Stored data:
•••

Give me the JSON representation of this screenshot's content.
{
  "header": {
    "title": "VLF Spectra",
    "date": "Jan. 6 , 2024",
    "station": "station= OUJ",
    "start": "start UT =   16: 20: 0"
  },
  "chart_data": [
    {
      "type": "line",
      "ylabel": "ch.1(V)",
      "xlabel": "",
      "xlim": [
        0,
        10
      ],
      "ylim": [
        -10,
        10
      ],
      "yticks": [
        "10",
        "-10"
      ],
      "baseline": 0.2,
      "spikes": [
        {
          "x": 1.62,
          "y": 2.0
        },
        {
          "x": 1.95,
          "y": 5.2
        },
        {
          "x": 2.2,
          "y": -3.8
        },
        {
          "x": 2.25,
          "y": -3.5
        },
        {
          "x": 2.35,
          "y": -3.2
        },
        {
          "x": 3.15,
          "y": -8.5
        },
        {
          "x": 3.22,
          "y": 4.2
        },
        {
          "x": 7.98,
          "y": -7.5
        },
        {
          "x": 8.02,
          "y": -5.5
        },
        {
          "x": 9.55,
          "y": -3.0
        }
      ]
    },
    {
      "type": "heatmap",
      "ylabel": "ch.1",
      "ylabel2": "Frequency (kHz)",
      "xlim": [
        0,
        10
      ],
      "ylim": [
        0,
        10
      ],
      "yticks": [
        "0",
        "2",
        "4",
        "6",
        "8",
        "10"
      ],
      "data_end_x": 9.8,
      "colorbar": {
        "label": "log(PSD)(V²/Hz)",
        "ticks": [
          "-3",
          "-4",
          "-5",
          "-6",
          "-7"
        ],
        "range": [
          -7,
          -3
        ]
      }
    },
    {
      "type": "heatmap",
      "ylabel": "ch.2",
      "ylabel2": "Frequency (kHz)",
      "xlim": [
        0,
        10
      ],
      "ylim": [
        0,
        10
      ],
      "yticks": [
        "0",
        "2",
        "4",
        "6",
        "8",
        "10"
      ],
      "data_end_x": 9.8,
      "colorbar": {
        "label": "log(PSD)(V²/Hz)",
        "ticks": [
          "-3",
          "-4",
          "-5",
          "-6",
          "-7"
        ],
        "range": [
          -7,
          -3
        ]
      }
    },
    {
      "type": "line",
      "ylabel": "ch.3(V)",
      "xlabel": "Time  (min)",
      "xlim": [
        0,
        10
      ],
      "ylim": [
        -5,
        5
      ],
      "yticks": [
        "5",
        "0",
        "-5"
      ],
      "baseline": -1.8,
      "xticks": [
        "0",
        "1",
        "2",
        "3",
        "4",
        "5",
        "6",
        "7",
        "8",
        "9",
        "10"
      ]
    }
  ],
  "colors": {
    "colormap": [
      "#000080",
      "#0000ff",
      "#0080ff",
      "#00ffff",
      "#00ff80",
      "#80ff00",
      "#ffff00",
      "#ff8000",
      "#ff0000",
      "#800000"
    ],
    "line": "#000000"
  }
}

•••

§ WHAT YOU ARE ASKED TO DO
Write out the whole listing again. Match it word for word.

§ RESPONSE TO THIS TASK
Give me the JSON representation of this screenshot's content.
{
  "header": {
    "title": "VLF Spectra",
    "date": "Jan. 6 , 2024",
    "station": "station= OUJ",
    "start": "start UT =   16: 20: 0"
  },
  "chart_data": [
    {
      "type": "line",
      "ylabel": "ch.1(V)",
      "xlabel": "",
      "xlim": [
        0,
        10
      ],
      "ylim": [
        -10,
        10
      ],
      "yticks": [
        "10",
        "-10"
      ],
      "baseline": 0.2,
      "spikes": [
        {
          "x": 1.62,
          "y": 2.0
        },
        {
          "x": 1.95,
          "y": 5.2
        },
        {
          "x": 2.2,
          "y": -3.8
        },
        {
          "x": 2.25,
          "y": -3.5
        },
        {
          "x": 2.35,
          "y": -3.2
        },
        {
          "x": 3.15,
          "y": -8.5
        },
        {
          "x": 3.22,
          "y": 4.2
        },
        {
          "x": 7.98,
          "y": -7.5
        },
        {
          "x": 8.02,
          "y": -5.5
        },
        {
          "x": 9.55,
          "y": -3.0
        }
      ]
    },
    {
      "type": "heatmap",
      "ylabel": "ch.1",
      "ylabel2": "Frequency (kHz)",
      "xlim": [
        0,
        10
      ],
      "ylim": [
        0,
        10
      ],
      "yticks": [
        "0",
        "2",
        "4",
        "6",
        "8",
        "10"
      ],
      "data_end_x": 9.8,
      "colorbar": {
        "label": "log(PSD)(V²/Hz)",
        "ticks": [
          "-3",
          "-4",
          "-5",
          "-6",
          "-7"
        ],
        "range": [
          -7,
          -3
        ]
      }
    },
    {
      "type": "heatmap",
      "ylabel": "ch.2",
      "ylabel2": "Frequency (kHz)",
      "xlim": [
        0,
        10
      ],
      "ylim": [
        0,
        10
      ],
      "yticks": [
        "0",
        "2",
        "4",
        "6",
        "8",
        "10"
      ],
      "data_end_x": 9.8,
      "colorbar": {
        "label": "log(PSD)(V²/Hz)",
        "ticks": [
          "-3",
          "-4",
          "-5",
          "-6",
          "-7"
        ],
        "range": [
          -7,
          -3
        ]
      }
    },
    {
      "type": "line",
      "ylabel": "ch.3(V)",
      "xlabel": "Time  (min)",
      "xlim": [
        0,
        10
      ],
      "ylim": [
        -5,
        5
      ],
      "yticks": [
        "5",
        "0",
        "-5"
      ],
      "baseline": -1.8,
      "xticks": [
        "0",
        "1",
        "2",
        "3",
        "4",
        "5",
        "6",
        "7",
        "8",
        "9",
        "10"
      ]
    }
  ],
  "colors": {
    "colormap": [
      "#000080",
      "#0000ff",
      "#0080ff",
      "#00ffff",
      "#00ff80",
      "#80ff00",
      "#ffff00",
      "#ff8000",
      "#ff0000",
      "#800000"
    ],
    "line": "#000000"
  }
}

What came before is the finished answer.